-- Exercise aim --
Reproduce the data in its entirety, exactly as supplied.

+++ Input

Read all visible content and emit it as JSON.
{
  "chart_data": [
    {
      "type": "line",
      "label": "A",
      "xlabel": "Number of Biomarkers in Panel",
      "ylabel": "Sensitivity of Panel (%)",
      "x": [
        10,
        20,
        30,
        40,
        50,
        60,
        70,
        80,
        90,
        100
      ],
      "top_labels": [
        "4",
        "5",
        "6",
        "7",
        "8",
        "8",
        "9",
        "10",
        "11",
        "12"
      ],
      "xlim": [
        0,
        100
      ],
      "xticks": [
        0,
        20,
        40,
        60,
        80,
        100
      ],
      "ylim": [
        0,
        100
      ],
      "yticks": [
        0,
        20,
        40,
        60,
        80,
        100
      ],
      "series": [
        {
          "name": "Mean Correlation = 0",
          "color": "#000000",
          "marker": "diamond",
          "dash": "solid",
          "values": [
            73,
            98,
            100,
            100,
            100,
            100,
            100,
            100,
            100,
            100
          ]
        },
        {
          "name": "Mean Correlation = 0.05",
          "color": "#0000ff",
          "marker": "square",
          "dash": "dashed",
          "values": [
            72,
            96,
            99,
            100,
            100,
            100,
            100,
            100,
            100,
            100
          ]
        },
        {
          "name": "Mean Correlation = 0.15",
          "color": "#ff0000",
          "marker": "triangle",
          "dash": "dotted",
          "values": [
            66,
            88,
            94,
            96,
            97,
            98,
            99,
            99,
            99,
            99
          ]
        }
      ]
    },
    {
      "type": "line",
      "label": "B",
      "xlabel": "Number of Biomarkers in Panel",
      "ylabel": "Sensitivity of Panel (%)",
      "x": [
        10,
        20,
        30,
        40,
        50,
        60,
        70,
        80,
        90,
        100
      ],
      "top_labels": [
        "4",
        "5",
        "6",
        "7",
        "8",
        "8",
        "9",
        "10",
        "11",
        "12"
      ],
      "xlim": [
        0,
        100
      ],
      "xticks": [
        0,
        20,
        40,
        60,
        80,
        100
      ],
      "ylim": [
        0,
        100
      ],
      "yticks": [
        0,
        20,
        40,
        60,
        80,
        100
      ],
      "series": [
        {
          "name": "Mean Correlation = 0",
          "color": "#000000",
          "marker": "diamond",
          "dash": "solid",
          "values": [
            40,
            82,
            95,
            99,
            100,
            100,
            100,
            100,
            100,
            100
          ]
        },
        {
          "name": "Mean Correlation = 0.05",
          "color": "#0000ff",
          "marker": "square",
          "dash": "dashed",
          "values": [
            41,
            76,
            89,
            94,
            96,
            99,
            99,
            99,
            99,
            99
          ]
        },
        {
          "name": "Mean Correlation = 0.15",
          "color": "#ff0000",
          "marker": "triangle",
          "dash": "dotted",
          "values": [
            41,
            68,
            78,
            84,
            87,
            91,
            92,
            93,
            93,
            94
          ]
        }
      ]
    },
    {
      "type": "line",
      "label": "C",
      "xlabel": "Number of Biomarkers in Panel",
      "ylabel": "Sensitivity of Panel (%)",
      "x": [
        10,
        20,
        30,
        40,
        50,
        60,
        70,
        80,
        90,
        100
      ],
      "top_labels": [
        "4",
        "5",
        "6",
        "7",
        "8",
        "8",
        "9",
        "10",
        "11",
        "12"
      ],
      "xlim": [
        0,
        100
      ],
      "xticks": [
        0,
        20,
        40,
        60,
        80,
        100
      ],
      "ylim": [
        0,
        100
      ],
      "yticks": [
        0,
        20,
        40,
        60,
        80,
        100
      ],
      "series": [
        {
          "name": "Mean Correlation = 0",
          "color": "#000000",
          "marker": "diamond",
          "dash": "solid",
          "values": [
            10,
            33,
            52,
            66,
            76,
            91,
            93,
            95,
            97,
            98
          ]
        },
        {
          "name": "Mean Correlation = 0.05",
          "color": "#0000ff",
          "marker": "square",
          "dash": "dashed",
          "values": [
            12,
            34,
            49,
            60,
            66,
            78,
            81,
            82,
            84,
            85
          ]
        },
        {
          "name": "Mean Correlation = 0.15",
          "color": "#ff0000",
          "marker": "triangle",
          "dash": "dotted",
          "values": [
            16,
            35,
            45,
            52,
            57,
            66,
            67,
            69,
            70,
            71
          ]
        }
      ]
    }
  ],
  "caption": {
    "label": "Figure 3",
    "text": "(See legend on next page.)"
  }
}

++++++

-- Correct answer --
Read all visible content and emit it as JSON.
{
  "chart_data": [
    {
      "type": "line",
      "label": "A",
      "xlabel": "Number of Biomarkers in Panel",
      "ylabel": "Sensitivity of Panel (%)",
      "x": [
        10,
        20,
        30,
        40,
        50,
        60,
        70,
        80,
        90,
        100
      ],
      "top_labels": [
        "4",
        "5",
        "6",
        "7",
        "8",
        "8",
        "9",
        "10",
        "11",
        "12"
      ],
      "xlim": [
        0,
        100
      ],
      "xticks": [
        0,
        20,
        40,
        60,
        80,
        100
      ],
      "ylim": [
        0,
        100
      ],
      "yticks": [
        0,
        20,
        40,
        60,
        80,
        100
      ],
      "series": [
        {
          "name": "Mean Correlation = 0",
          "color": "#000000",
          "marker": "diamond",
          "dash": "solid",
          "values": [
            73,
            98,
            100,
            100,
            100,
            100,
            100,
            100,
            100,
            100
          ]
        },
        {
          "name": "Mean Correlation = 0.05",
          "color": "#0000ff",
          "marker": "square",
          "dash": "dashed",
          "values": [
            72,
            96,
            99,
            100,
            100,
            100,
            100,
            100,
            100,
            100
          ]
        },
        {
          "name": "Mean Correlation = 0.15",
          "color": "#ff0000",
          "marker": "triangle",
          "dash": "dotted",
          "values": [
            66,
            88,
            94,
            96,
            97,
            98,
            99,
            99,
            99,
            99
          ]
        }
      ]
    },
    {
      "type": "line",
      "label": "B",
      "xlabel": "Number of Biomarkers in Panel",
      "ylabel": "Sensitivity of Panel (%)",
      "x": [
        10,
        20,
        30,
        40,
        50,
        60,
        70,
        80,
        90,
        100
      ],
      "top_labels": [
        "4",
        "5",
        "6",
        "7",
        "8",
        "8",
        "9",
        "10",
        "11",
        "12"
      ],
      "xlim": [
        0,
        100
      ],
      "xticks": [
        0,
        20,
        40,
        60,
        80,
        100
      ],
      "ylim": [
        0,
        100
      ],
      "yticks": [
        0,
        20,
        40,
        60,
        80,
        100
      ],
      "series": [
        {
          "name": "Mean Correlation = 0",
          "color": "#000000",
          "marker": "diamond",
          "dash": "solid",
          "values": [
            40,
            82,
            95,
            99,
            100,
            100,
            100,
            100,
            100,
            100
          ]
        },
        {
          "name": "Mean Correlation = 0.05",
          "color": "#0000ff",
          "marker": "square",
          "dash": "dashed",
          "values": [
            41,
            76,
            89,
            94,
            96,
            99,
            99,
            99,
            99,
            99
          ]
        },
        {
          "name": "Mean Correlation = 0.15",
          "color": "#ff0000",
          "marker": "triangle",
          "dash": "dotted",
          "values": [
            41,
            68,
            78,
            84,
            87,
            91,
            92,
            93,
            93,
            94
          ]
        }
      ]
    },
    {
      "type": "line",
      "label": "C",
      "xlabel": "Number of Biomarkers in Panel",
      "ylabel": "Sensitivity of Panel (%)",
      "x": [
        10,
        20,
        30,
        40,
        50,
        60,
        70,
        80,
        90,
        100
      ],
      "top_labels": [
        "4",
        "5",
        "6",
        "7",
        "8",
        "8",
        "9",
        "10",
        "11",
        "12"
      ],
      "xlim": [
        0,
        100
      ],
      "xticks": [
        0,
        20,
        40,
        60,
        80,
        100
      ],
      "ylim": [
        0,
        100
      ],
      "yticks": [
        0,
        20,
        40,
        60,
        80,
        100
      ],
      "series": [
        {
          "name": "Mean Correlation = 0",
          "color": "#000000",
          "marker": "diamond",
          "dash": "solid",
          "values": [
            10,
            33,
            52,
            66,
            76,
            91,
            93,
            95,
            97,
            98
          ]
        },
        {
          "name": "Mean Correlation = 0.05",
          "color": "#0000ff",
          "marker": "square",
          "dash": "dashed",
          "values": [
            12,
            34,
            49,
            60,
            66,
            78,
            81,
            82,
            84,
            85
          ]
        },
        {
          "name": "Mean Correlation = 0.15",
          "color": "#ff0000",
          "marker": "triangle",
          "dash": "dotted",
          "values": [
            16,
            35,
            45,
            52,
            57,
            66,
            67,
            69,
            70,
            71
          ]
        }
      ]
    }
  ],
  "caption": {
    "label": "Figure 3",
    "text": "(See legend on next page.)"
  }
}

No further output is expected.